* What you are asked to do
Single out the lines of the material that contain "Went" and copy them.

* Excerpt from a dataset
-- Begin --
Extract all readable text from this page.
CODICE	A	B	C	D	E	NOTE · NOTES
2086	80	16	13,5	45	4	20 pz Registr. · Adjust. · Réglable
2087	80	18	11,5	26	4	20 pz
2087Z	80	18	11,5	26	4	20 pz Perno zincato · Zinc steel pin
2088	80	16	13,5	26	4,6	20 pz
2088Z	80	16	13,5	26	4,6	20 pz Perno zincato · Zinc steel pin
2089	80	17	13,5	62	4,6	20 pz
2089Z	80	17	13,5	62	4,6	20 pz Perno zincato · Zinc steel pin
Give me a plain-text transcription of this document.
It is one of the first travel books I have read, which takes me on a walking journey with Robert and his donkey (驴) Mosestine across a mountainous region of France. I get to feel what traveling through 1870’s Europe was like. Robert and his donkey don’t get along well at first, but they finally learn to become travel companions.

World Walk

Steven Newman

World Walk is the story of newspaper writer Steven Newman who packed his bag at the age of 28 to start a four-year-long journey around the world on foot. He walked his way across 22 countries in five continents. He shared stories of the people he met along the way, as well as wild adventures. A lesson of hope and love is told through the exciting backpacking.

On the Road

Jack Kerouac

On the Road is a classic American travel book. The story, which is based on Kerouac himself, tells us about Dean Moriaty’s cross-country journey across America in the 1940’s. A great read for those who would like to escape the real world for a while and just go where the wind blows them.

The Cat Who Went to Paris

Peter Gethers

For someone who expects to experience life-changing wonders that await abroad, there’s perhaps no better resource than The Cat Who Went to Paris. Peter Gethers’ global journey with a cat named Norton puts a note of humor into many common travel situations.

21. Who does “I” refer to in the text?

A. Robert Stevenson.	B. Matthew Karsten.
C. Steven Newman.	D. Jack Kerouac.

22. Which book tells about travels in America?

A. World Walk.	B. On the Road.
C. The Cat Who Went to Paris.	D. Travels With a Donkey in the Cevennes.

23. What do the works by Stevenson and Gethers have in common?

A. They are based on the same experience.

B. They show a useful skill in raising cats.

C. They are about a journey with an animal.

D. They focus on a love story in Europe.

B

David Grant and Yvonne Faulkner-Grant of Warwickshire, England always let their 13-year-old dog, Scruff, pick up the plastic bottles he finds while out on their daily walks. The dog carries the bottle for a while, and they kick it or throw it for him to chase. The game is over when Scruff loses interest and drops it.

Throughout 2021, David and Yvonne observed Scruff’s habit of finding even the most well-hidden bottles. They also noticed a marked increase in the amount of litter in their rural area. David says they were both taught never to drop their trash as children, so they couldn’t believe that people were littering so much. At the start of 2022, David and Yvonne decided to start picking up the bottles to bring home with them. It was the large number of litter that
-- End --
* Written answer
The Cat Who Went to Paris
For someone who expects to experience life-changing wonders that await abroad, there’s perhaps no better resource than The Cat Who Went to Paris. Peter Gethers’ global journey with a cat named Norton puts a note of humor into many common travel situations.
C. The Cat Who Went to Paris.	D. Travels With a Donkey in the Cevennes.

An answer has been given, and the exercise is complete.